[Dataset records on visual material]
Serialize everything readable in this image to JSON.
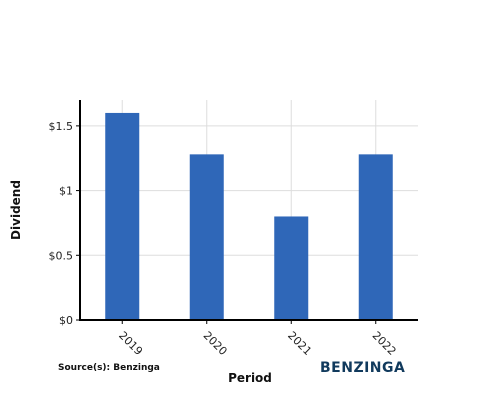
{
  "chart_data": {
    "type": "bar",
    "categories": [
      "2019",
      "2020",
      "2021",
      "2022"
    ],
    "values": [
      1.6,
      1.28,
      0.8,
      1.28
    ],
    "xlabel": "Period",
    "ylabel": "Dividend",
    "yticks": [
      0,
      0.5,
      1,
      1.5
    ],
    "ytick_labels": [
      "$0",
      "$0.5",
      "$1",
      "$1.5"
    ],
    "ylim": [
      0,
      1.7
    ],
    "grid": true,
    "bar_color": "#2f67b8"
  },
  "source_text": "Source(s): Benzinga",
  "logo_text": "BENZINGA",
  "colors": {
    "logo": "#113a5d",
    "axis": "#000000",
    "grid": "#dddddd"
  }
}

*Requirements:* Copy each line above precisely, dropping the pictures.

*Response to the exercise:*
Serialize everything readable in this image to JSON.
{
  "chart_data": {
    "type": "bar",
    "categories": [
      "2019",
      "2020",
      "2021",
      "2022"
    ],
    "values": [
      1.6,
      1.28,
      0.8,
      1.28
    ],
    "xlabel": "Period",
    "ylabel": "Dividend",
    "yticks": [
      0,
      0.5,
      1,
      1.5
    ],
    "ytick_labels": [
      "$0",
      "$0.5",
      "$1",
      "$1.5"
    ],
    "ylim": [
      0,
      1.7
    ],
    "grid": true,
    "bar_color": "#2f67b8"
  },
  "source_text": "Source(s): Benzinga",
  "logo_text": "BENZINGA",
  "colors": {
    "logo": "#113a5d",
    "axis": "#000000",
    "grid": "#dddddd"
  }
}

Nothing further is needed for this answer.